#### [Short problem]
Locate each line containing the string "experiment" and copy it out.

============

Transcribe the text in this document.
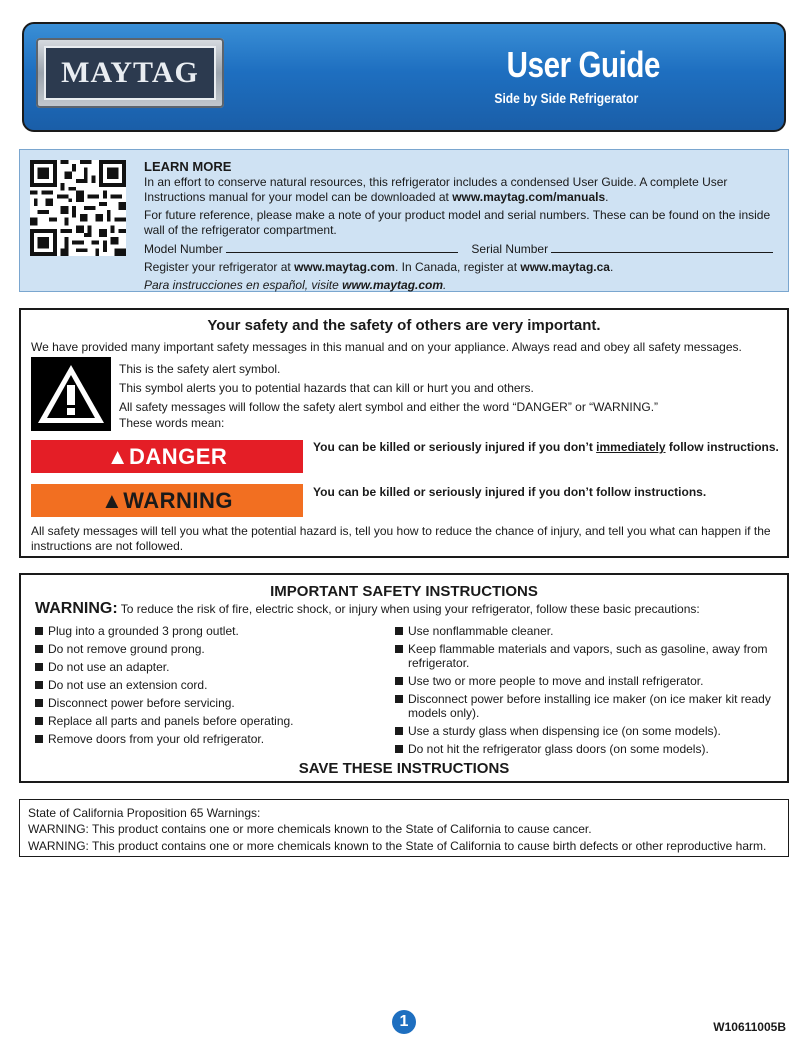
MAYTAG	User Guide
Side by Side Refrigerator
LEARN MORE

In an effort to conserve natural resources, this refrigerator includes a condensed User Guide. A complete User Instructions manual for your model can be downloaded at www.maytag.com/manuals.

For future reference, please make a note of your product model and serial numbers. These can be found on the inside wall of the refrigerator compartment.

Model Number	Serial Number

Register your refrigerator at www.maytag.com. In Canada, register at www.maytag.ca.

Para instrucciones en español, visite www.maytag.com.

Your safety and the safety of others are very important.
We have provided many important safety messages in this manual and on your appliance. Always read and obey all safety messages.
This is the safety alert symbol.
This symbol alerts you to potential hazards that can kill or hurt you and others.
All safety messages will follow the safety alert symbol and either the word “DANGER” or “WARNING.”
These words mean:
▲ DANGER	You can be killed or seriously injured if you don’t immediately follow instructions.
▲ WARNING	You can be killed or seriously injured if you don’t follow instructions.
All safety messages will tell you what the potential hazard is, tell you how to reduce the chance of injury, and tell you what can happen if the instructions are not followed.
IMPORTANT SAFETY INSTRUCTIONS
WARNING: To reduce the risk of fire, electric shock, or injury when using your refrigerator, follow these basic precautions:
Plug into a grounded 3 prong outlet.
Do not remove ground prong.
Do not use an adapter.
Do not use an extension cord.
Disconnect power before servicing.
Replace all parts and panels before operating.
Remove doors from your old refrigerator.
Use nonflammable cleaner.
Keep flammable materials and vapors, such as gasoline, away from refrigerator.
Use two or more people to move and install refrigerator.
Disconnect power before installing ice maker (on ice maker kit ready models only).
Use a sturdy glass when dispensing ice (on some models).
Do not hit the refrigerator glass doors (on some models).
SAVE THESE INSTRUCTIONS
State of California Proposition 65 Warnings:
WARNING: This product contains one or more chemicals known to the State of California to cause cancer.
WARNING: This product contains one or more chemicals known to the State of California to cause birth defects or other reproductive harm.
1	W10611005B
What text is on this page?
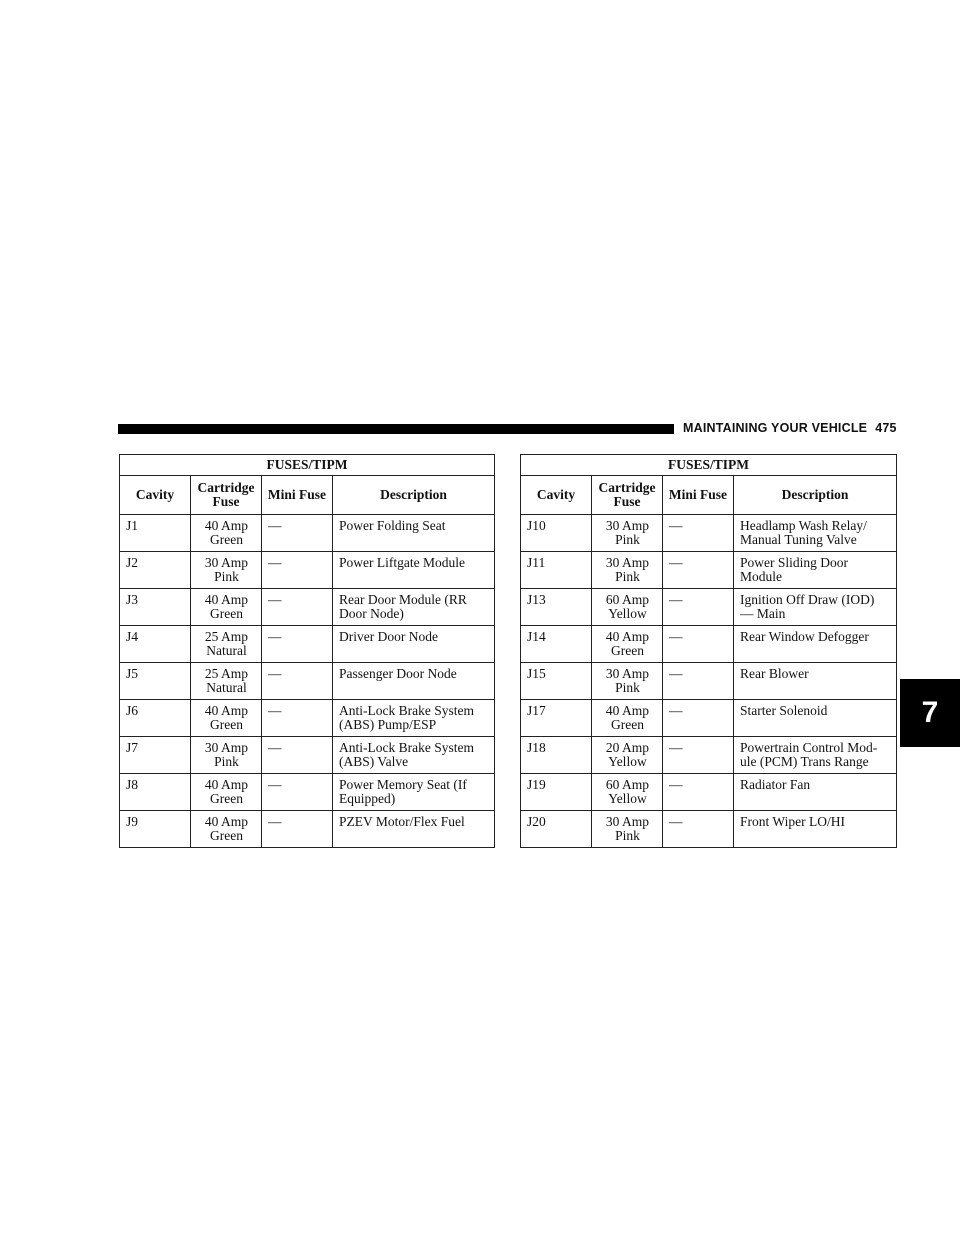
MAINTAINING YOUR VEHICLE 475
7
FUSES/TIPM			
Cavity	Cartridge Fuse	Mini Fuse	Description
J1	40 Amp Green	—	Power Folding Seat
J2	30 Amp Pink	—	Power Liftgate Module
J3	40 Amp Green	—	Rear Door Module (RR Door Node)
J4	25 Amp Natural	—	Driver Door Node
J5	25 Amp Natural	—	Passenger Door Node
J6	40 Amp Green	—	Anti-Lock Brake System (ABS) Pump/ESP
J7	30 Amp Pink	—	Anti-Lock Brake System (ABS) Valve
J8	40 Amp Green	—	Power Memory Seat (If Equipped)
J9	40 Amp Green	—	PZEV Motor/Flex Fuel
FUSES/TIPM			
Cavity	Cartridge Fuse	Mini Fuse	Description
J10	30 Amp Pink	—	Headlamp Wash Relay/ Manual Tuning Valve
J11	30 Amp Pink	—	Power Sliding Door Module
J13	60 Amp Yellow	—	Ignition Off Draw (IOD) — Main
J14	40 Amp Green	—	Rear Window Defogger
J15	30 Amp Pink	—	Rear Blower
J17	40 Amp Green	—	Starter Solenoid
J18	20 Amp Yellow	—	Powertrain Control Mod- ule (PCM) Trans Range
J19	60 Amp Yellow	—	Radiator Fan
J20	30 Amp Pink	—	Front Wiper LO/HI
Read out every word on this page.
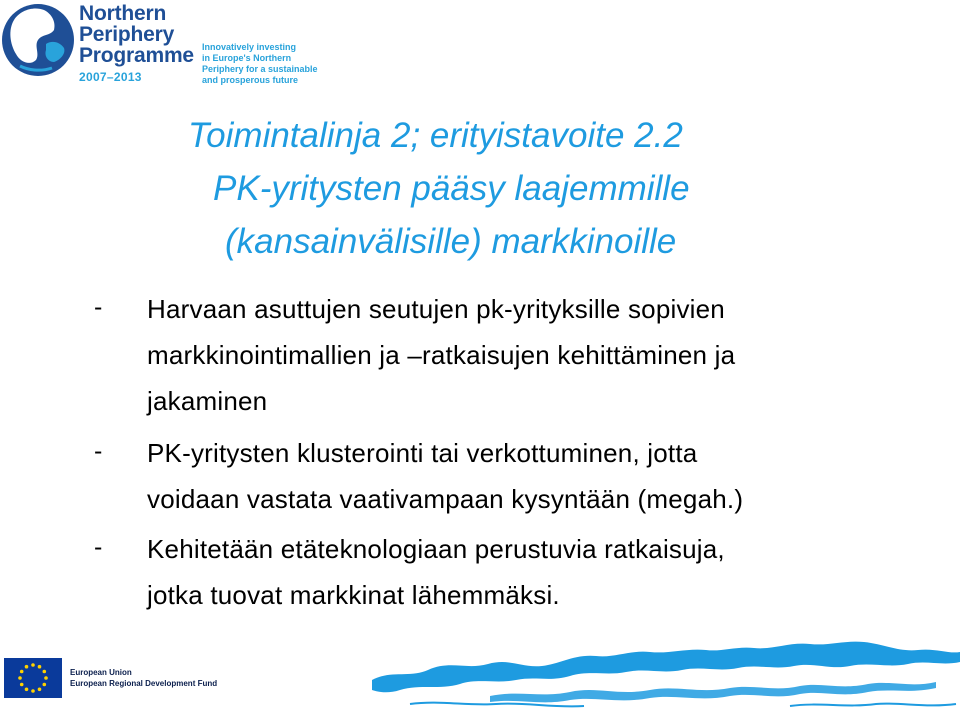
Northern
Periphery
Programme
2007–2013
Innovatively investing
in Europe's Northern
Periphery for a sustainable
and prosperous future
Toimintalinja 2; erityistavoite 2.2
PK-yritysten pääsy laajemmille
(kansainvälisille) markkinoille
- Harvaan asuttujen seutujen pk-yrityksille sopivien
markkinointimallien ja –ratkaisujen kehittäminen ja
jakaminen
- PK-yritysten klusterointi tai verkottuminen, jotta
voidaan vastata vaativampaan kysyntään (megah.)
- Kehitetään etäteknologiaan perustuvia ratkaisuja,
jotka tuovat markkinat lähemmäksi.
European Union
European Regional Development Fund
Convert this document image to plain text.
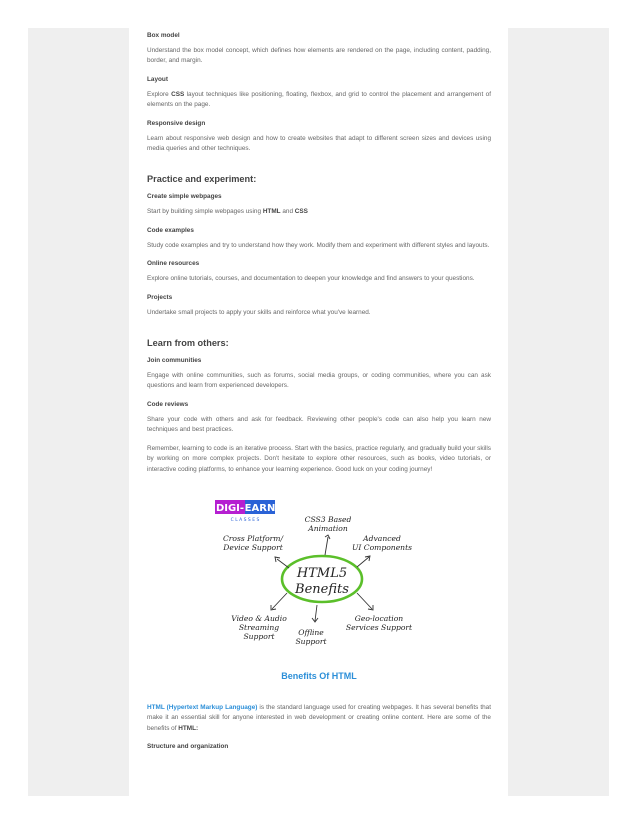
Box model

Understand the box model concept, which defines how elements are rendered on the page, including content, padding, border, and margin.

Layout

Explore CSS layout techniques like positioning, floating, flexbox, and grid to control the placement and arrangement of elements on the page.

Responsive design

Learn about responsive web design and how to create websites that adapt to different screen sizes and devices using media queries and other techniques.

Practice and experiment:

Create simple webpages

Start by building simple webpages using HTML and CSS

Code examples

Study code examples and try to understand how they work. Modify them and experiment with different styles and layouts.

Online resources

Explore online tutorials, courses, and documentation to deepen your knowledge and find answers to your questions.

Projects

Undertake small projects to apply your skills and reinforce what you've learned.

Learn from others:

Join communities

Engage with online communities, such as forums, social media groups, or coding communities, where you can ask questions and learn from experienced developers.

Code reviews

Share your code with others and ask for feedback. Reviewing other people's code can also help you learn new techniques and best practices.

Remember, learning to code is an iterative process. Start with the basics, practice regularly, and gradually build your skills by working on more complex projects. Don't hesitate to explore other resources, such as books, video tutorials, or interactive coding platforms, to enhance your learning experience. Good luck on your coding journey!

DIGI- EARN
C L A S S E S
HTML5
Benefits
CSS3 Based
Animation
Cross Platform/
Device Support
Advanced
UI Components
Video & Audio
Streaming
Support	Offline
Support
Geo-location
Services Support

Benefits Of HTML

HTML (Hypertext Markup Language) is the standard language used for creating webpages. It has several benefits that make it an essential skill for anyone interested in web development or creating online content. Here are some of the benefits of HTML:

Structure and organization
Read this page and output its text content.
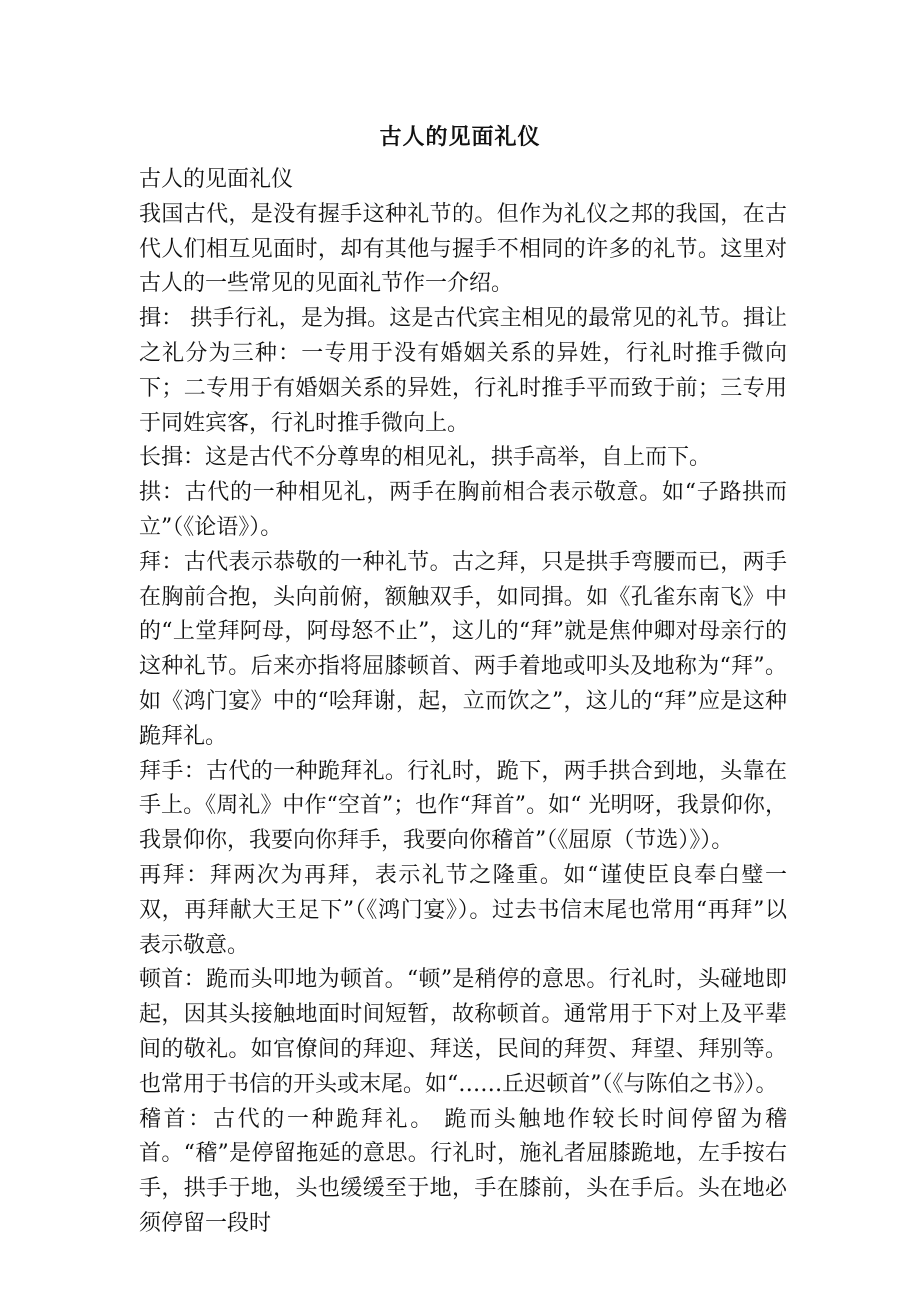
古人的见面礼仪

古人的见面礼仪

我国古代，是没有握手这种礼节的。但作为礼仪之邦的我国，在古代人们相互见面时，却有其他与握手不相同的许多的礼节。这里对古人的一些常见的见面礼节作一介绍。

揖： 拱手行礼，是为揖。这是古代宾主相见的最常见的礼节。揖让之礼分为三种：一专用于没有婚姻关系的异姓，行礼时推手微向下；二专用于有婚姻关系的异姓，行礼时推手平而致于前；三专用于同姓宾客，行礼时推手微向上。

长揖：这是古代不分尊卑的相见礼，拱手高举，自上而下。

拱：古代的一种相见礼，两手在胸前相合表示敬意。如“子路拱而立”（《论语》）。

拜：古代表示恭敬的一种礼节。古之拜，只是拱手弯腰而已，两手在胸前合抱，头向前俯，额触双手，如同揖。如《孔雀东南飞》中的“上堂拜阿母，阿母怒不止”，这儿的“拜”就是焦仲卿对母亲行的这种礼节。后来亦指将屈膝顿首、两手着地或叩头及地称为“拜”。如《鸿门宴》中的“哙拜谢，起，立而饮之”，这儿的“拜”应是这种跪拜礼。

拜手：古代的一种跪拜礼。行礼时，跪下，两手拱合到地，头靠在手上。《周礼》中作“空首”；也作“拜首”。如“ 光明呀，我景仰你，我景仰你，我要向你拜手，我要向你稽首”（《屈原（节选）》）。

再拜：拜两次为再拜，表示礼节之隆重。如“谨使臣良奉白璧一双，再拜献大王足下”（《鸿门宴》）。过去书信末尾也常用“再拜”以表示敬意。

顿首：跪而头叩地为顿首。“顿”是稍停的意思。行礼时，头碰地即起，因其头接触地面时间短暂，故称顿首。通常用于下对上及平辈间的敬礼。如官僚间的拜迎、拜送，民间的拜贺、拜望、拜别等。也常用于书信的开头或末尾。如“……丘迟顿首”（《与陈伯之书》）。

稽首：古代的一种跪拜礼。 跪而头触地作较长时间停留为稽首。“稽”是停留拖延的意思。行礼时，施礼者屈膝跪地，左手按右手，拱手于地，头也缓缓至于地，手在膝前，头在手后。头在地必须停留一段时
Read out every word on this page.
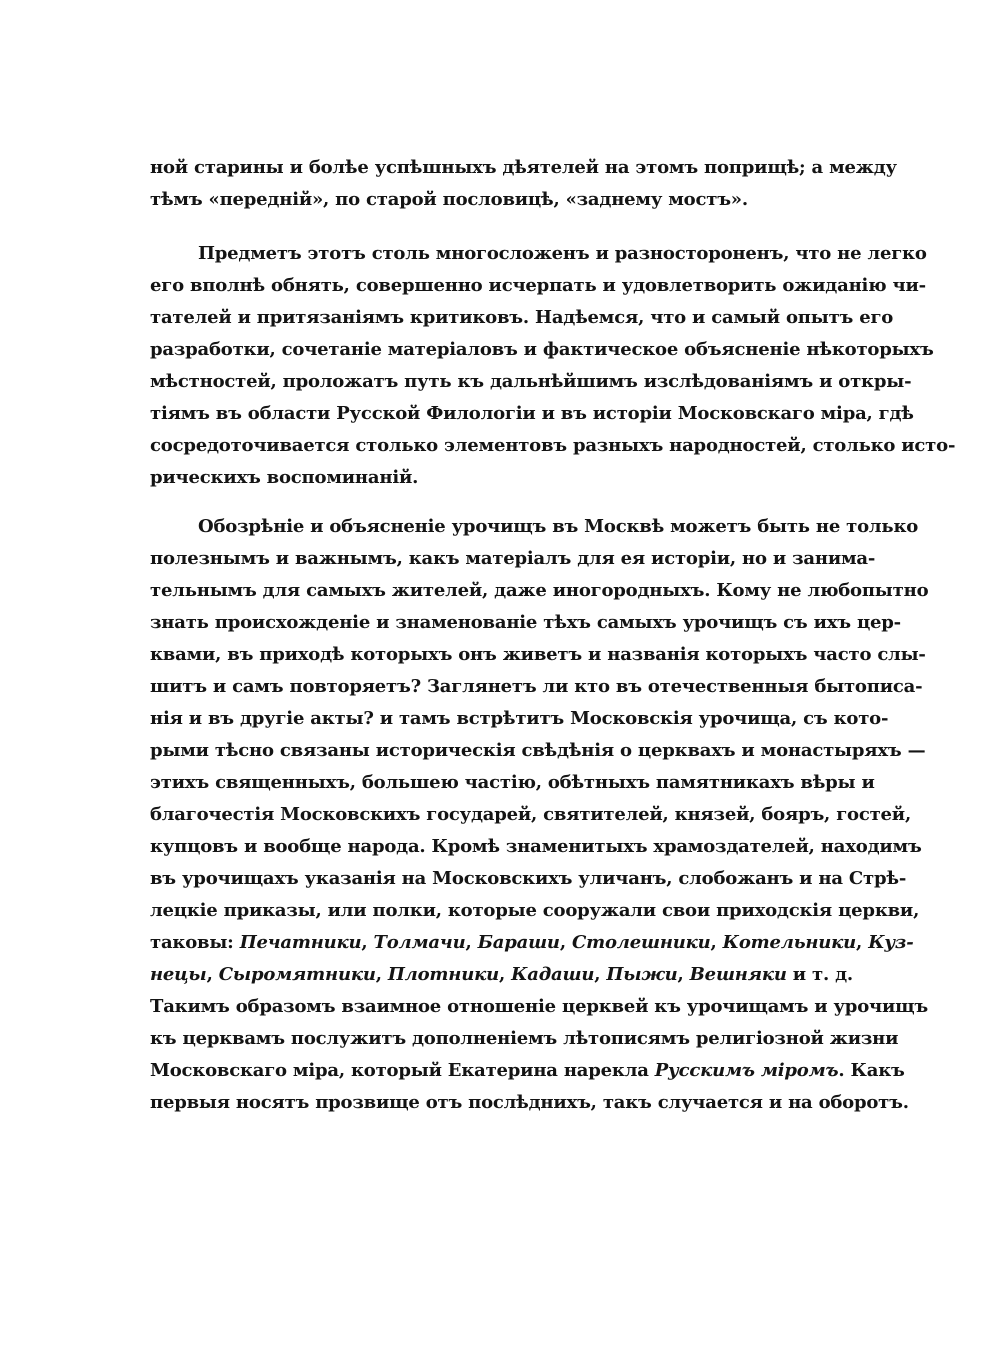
ной старины и болѣе успѣшныхъ дѣятелей на этомъ поприщѣ; а между
тѣмъ «передній», по старой пословицѣ, «заднему мостъ».
Предметъ этотъ столь многосложенъ и разностороненъ, что не легко
его вполнѣ обнять, совершенно исчерпать и удовлетворить ожиданію чи-
тателей и притязаніямъ критиковъ. Надѣемся, что и самый опытъ его
разработки, сочетаніе матеріаловъ и фактическое объясненіе нѣкоторыхъ
мѣстностей, проложатъ путь къ дальнѣйшимъ изслѣдованіямъ и откры-
тіямъ въ области Русской Филологіи и въ исторіи Московскаго міра, гдѣ
сосредоточивается столько элементовъ разныхъ народностей, столько исто-
рическихъ воспоминаній.
Обозрѣніе и объясненіе урочищъ въ Москвѣ можетъ быть не только
полезнымъ и важнымъ, какъ матеріалъ для ея исторіи, но и занима-
тельнымъ для самыхъ жителей, даже иногородныхъ. Кому не любопытно
знать происхожденіе и знаменованіе тѣхъ самыхъ урочищъ съ ихъ цер-
квами, въ приходѣ которыхъ онъ живетъ и названія которыхъ часто слы-
шитъ и самъ повторяетъ? Заглянетъ ли кто въ отечественныя бытописа-
нія и въ другіе акты? и тамъ встрѣтитъ Московскія урочища, съ кото-
рыми тѣсно связаны историческія свѣдѣнія о церквахъ и монастыряхъ —
этихъ священныхъ, большею частію, обѣтныхъ памятникахъ вѣры и
благочестія Московскихъ государей, святителей, князей, бояръ, гостей,
купцовъ и вообще народа. Кромѣ знаменитыхъ храмоздателей, находимъ
въ урочищахъ указанія на Московскихъ уличанъ, слобожанъ и на Стрѣ-
лецкіе приказы, или полки, которые сооружали свои приходскія церкви,
таковы: Печатники, Толмачи, Бараши, Столешники, Котельники, Куз-
нецы, Сыромятники, Плотники, Кадаши, Пыжи, Вешняки и т. д.
Такимъ образомъ взаимное отношеніе церквей къ урочищамъ и урочищъ
къ церквамъ послужитъ дополненіемъ лѣтописямъ религіозной жизни
Московскаго міра, который Екатерина нарекла Русскимъ міромъ. Какъ
первыя носятъ прозвище отъ послѣднихъ, такъ случается и на оборотъ.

============

#### [Answer to the task]
Practice and experiment:
Study code examples and try to understand how they work. Modify them and experiment with different styles and layouts.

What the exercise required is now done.